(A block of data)
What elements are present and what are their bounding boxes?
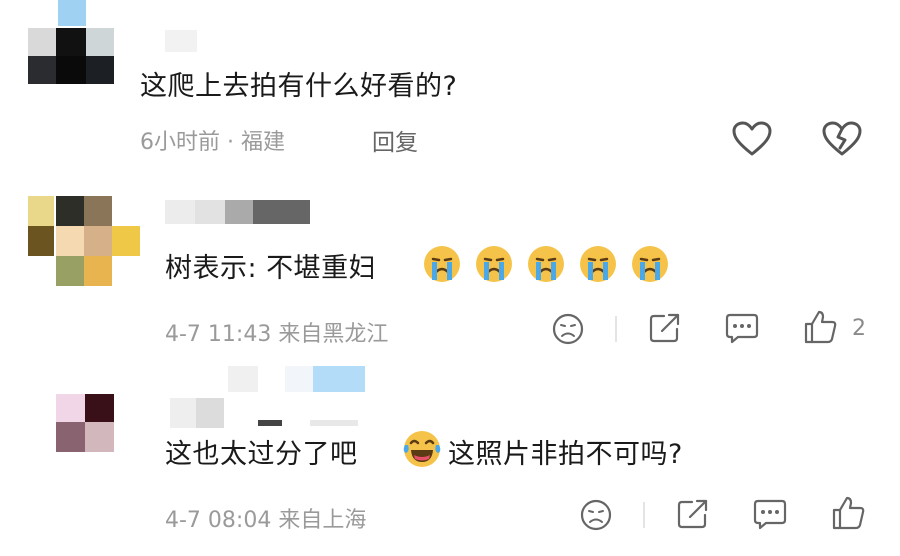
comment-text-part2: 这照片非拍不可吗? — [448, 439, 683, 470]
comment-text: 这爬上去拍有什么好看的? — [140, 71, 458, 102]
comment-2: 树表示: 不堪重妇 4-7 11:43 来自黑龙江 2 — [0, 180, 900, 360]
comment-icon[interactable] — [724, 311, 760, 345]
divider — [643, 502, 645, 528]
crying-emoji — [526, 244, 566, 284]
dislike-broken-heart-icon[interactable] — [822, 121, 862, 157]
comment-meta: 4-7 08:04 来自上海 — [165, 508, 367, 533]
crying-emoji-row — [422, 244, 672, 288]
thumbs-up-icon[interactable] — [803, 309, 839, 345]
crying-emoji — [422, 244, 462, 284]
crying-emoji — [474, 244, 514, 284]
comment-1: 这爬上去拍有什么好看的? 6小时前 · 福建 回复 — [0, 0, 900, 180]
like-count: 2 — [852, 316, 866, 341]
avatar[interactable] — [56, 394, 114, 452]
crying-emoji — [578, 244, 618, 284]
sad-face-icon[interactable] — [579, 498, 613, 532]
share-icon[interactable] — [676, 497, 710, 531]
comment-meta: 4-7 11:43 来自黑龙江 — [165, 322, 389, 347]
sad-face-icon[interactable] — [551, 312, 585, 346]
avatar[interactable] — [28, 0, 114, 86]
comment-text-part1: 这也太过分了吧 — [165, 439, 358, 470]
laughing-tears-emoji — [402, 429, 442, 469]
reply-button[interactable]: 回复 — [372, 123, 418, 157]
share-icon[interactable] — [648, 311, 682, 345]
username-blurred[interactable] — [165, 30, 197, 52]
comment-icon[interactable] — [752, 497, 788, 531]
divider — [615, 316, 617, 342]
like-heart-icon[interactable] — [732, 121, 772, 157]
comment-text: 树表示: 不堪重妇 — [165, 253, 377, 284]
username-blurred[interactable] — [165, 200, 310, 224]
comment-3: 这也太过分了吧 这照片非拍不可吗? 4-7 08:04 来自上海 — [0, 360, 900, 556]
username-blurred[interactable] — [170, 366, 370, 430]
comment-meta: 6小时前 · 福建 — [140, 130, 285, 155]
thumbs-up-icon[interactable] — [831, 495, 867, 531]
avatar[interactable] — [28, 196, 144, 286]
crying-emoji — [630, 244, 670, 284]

## Exercise details
Could you edit these lines so every "sad-face-icon" becomes "frown-icon", with nothing else changed and the picture left out?

## The reply
What elements are present and what are their bounding boxes?
comment-text-part2: 这照片非拍不可吗? — [448, 439, 683, 470]
comment-text: 这爬上去拍有什么好看的? — [140, 71, 458, 102]
comment-2: 树表示: 不堪重妇 4-7 11:43 来自黑龙江 2 — [0, 180, 900, 360]
comment-icon[interactable] — [724, 311, 760, 345]
divider — [643, 502, 645, 528]
crying-emoji — [526, 244, 566, 284]
dislike-broken-heart-icon[interactable] — [822, 121, 862, 157]
comment-meta: 4-7 08:04 来自上海 — [165, 508, 367, 533]
crying-emoji-row — [422, 244, 672, 288]
thumbs-up-icon[interactable] — [803, 309, 839, 345]
crying-emoji — [422, 244, 462, 284]
crying-emoji — [474, 244, 514, 284]
comment-1: 这爬上去拍有什么好看的? 6小时前 · 福建 回复 — [0, 0, 900, 180]
like-count: 2 — [852, 316, 866, 341]
avatar[interactable] — [56, 394, 114, 452]
crying-emoji — [578, 244, 618, 284]
frown-icon[interactable] — [579, 498, 613, 532]
share-icon[interactable] — [676, 497, 710, 531]
comment-meta: 4-7 11:43 来自黑龙江 — [165, 322, 389, 347]
frown-icon[interactable] — [551, 312, 585, 346]
avatar[interactable] — [28, 0, 114, 86]
comment-text-part1: 这也太过分了吧 — [165, 439, 358, 470]
laughing-tears-emoji — [402, 429, 442, 469]
reply-button[interactable]: 回复 — [372, 123, 418, 157]
share-icon[interactable] — [648, 311, 682, 345]
username-blurred[interactable] — [165, 30, 197, 52]
comment-icon[interactable] — [752, 497, 788, 531]
divider — [615, 316, 617, 342]
like-heart-icon[interactable] — [732, 121, 772, 157]
comment-text: 树表示: 不堪重妇 — [165, 253, 377, 284]
username-blurred[interactable] — [165, 200, 310, 224]
comment-3: 这也太过分了吧 这照片非拍不可吗? 4-7 08:04 来自上海 — [0, 360, 900, 556]
username-blurred[interactable] — [170, 366, 370, 430]
comment-meta: 6小时前 · 福建 — [140, 130, 285, 155]
thumbs-up-icon[interactable] — [831, 495, 867, 531]
avatar[interactable] — [28, 196, 144, 286]
crying-emoji — [630, 244, 670, 284]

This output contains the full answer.